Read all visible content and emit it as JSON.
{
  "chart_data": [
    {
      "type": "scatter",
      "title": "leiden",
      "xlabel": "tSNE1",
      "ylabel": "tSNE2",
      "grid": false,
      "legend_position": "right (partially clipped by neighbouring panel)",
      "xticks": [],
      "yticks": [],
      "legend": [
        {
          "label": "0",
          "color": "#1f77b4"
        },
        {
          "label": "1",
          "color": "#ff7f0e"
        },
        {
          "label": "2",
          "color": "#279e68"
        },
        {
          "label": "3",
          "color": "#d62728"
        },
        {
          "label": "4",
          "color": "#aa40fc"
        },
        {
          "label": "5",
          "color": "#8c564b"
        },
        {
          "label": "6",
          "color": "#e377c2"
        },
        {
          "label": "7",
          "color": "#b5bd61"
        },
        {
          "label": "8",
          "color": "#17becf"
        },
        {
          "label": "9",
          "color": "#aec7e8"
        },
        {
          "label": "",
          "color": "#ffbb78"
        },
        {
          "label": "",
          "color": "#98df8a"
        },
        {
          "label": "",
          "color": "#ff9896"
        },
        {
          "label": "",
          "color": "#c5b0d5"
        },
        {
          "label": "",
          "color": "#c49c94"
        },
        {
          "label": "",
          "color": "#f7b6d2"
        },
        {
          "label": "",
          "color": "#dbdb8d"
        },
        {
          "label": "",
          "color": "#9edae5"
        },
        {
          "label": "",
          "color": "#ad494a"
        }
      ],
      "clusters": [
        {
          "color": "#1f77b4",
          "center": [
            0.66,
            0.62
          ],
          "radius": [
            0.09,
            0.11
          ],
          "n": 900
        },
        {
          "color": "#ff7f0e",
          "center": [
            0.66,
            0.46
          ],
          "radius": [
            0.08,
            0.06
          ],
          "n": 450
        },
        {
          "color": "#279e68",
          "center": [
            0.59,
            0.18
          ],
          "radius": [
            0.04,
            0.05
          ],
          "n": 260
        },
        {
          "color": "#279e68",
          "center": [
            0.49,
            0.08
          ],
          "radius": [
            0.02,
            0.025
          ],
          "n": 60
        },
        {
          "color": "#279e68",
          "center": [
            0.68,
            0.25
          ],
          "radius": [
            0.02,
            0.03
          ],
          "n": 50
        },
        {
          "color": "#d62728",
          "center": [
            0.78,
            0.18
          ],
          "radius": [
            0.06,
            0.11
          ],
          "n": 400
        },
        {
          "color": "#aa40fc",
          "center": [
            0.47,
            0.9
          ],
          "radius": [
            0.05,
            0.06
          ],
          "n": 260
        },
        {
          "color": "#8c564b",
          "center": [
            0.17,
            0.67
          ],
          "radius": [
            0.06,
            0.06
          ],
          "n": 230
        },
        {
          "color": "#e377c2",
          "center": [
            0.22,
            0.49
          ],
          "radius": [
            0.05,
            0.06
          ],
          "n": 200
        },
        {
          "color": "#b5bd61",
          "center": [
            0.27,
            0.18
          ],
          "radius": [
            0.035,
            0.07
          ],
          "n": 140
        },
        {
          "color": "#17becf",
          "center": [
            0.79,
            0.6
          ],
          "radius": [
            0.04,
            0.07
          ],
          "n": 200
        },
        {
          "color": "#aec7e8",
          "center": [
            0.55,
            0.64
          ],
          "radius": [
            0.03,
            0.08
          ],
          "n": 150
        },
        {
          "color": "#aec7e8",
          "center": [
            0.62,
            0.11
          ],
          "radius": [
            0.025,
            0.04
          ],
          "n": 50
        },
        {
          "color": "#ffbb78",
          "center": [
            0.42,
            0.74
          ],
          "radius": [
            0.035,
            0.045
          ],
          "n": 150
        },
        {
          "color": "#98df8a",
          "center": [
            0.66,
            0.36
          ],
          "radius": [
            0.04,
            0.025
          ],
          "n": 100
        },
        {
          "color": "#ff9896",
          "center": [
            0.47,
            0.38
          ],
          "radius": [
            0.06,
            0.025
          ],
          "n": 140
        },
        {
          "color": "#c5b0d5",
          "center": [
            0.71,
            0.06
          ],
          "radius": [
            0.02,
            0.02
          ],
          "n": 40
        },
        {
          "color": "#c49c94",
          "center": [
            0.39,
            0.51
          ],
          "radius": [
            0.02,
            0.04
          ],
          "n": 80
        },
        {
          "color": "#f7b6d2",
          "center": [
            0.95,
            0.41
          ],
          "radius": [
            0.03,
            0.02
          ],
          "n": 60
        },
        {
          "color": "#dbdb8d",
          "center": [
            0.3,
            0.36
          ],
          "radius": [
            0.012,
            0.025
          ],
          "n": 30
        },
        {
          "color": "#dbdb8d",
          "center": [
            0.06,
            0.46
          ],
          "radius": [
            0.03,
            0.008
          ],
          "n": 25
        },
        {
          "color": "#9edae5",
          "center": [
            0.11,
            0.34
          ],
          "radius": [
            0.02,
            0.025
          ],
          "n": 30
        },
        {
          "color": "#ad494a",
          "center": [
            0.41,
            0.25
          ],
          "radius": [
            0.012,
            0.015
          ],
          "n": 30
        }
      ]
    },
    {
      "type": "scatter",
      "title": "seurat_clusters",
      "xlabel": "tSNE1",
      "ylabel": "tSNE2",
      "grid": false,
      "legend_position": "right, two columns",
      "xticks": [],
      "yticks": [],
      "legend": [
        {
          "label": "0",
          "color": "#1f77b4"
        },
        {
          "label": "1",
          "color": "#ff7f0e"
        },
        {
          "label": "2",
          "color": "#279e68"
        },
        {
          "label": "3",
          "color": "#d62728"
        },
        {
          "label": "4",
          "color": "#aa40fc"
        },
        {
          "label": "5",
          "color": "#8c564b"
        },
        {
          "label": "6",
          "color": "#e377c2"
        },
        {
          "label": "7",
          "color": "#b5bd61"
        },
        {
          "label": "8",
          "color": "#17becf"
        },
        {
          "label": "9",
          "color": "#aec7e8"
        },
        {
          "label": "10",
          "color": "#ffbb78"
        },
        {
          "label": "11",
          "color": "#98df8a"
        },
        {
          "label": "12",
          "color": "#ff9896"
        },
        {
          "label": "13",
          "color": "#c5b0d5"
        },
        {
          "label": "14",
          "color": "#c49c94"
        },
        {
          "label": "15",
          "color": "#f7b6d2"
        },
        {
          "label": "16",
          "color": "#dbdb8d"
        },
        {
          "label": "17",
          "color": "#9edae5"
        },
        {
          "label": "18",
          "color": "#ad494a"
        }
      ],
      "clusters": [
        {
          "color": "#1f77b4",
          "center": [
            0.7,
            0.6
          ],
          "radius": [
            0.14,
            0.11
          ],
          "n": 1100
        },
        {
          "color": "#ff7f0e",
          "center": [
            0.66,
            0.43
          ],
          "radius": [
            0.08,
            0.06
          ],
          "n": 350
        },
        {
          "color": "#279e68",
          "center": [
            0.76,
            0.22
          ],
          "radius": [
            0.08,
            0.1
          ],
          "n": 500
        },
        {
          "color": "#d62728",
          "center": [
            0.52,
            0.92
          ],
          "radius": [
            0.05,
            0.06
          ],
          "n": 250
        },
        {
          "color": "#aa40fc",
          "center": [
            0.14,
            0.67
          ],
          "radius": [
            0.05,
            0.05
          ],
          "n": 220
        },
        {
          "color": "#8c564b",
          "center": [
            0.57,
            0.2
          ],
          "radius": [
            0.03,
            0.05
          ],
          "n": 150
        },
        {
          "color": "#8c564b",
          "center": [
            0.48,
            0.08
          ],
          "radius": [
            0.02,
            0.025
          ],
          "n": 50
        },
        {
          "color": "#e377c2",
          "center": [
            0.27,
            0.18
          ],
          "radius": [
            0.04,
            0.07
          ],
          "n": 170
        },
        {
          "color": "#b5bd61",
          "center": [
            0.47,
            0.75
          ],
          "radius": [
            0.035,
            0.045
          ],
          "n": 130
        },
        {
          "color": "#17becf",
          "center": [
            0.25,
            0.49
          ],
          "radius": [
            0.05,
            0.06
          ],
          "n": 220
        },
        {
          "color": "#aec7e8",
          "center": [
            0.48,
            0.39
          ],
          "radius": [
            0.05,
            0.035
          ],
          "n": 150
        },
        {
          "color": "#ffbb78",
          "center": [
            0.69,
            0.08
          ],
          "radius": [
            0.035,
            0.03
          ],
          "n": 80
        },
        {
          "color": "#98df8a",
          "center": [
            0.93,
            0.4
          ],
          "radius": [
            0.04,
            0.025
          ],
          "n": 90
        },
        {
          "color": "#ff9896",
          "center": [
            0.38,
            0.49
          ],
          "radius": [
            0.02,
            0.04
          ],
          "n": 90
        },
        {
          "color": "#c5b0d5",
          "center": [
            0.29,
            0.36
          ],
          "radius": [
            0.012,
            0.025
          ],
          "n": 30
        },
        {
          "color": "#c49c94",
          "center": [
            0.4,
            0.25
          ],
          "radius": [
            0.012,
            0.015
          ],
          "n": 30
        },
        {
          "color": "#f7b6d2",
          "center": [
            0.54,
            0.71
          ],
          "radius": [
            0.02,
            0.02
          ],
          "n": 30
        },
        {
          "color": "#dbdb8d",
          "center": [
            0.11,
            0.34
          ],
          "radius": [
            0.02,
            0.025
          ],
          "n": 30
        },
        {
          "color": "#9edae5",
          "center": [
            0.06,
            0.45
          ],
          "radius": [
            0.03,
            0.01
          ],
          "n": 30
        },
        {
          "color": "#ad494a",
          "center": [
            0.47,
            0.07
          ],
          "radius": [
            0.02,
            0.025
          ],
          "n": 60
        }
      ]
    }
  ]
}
----
### Work to complete
Copy every line that contains the string "title".

### Answer to the task
      "title": "leiden",
      "title": "seurat_clusters",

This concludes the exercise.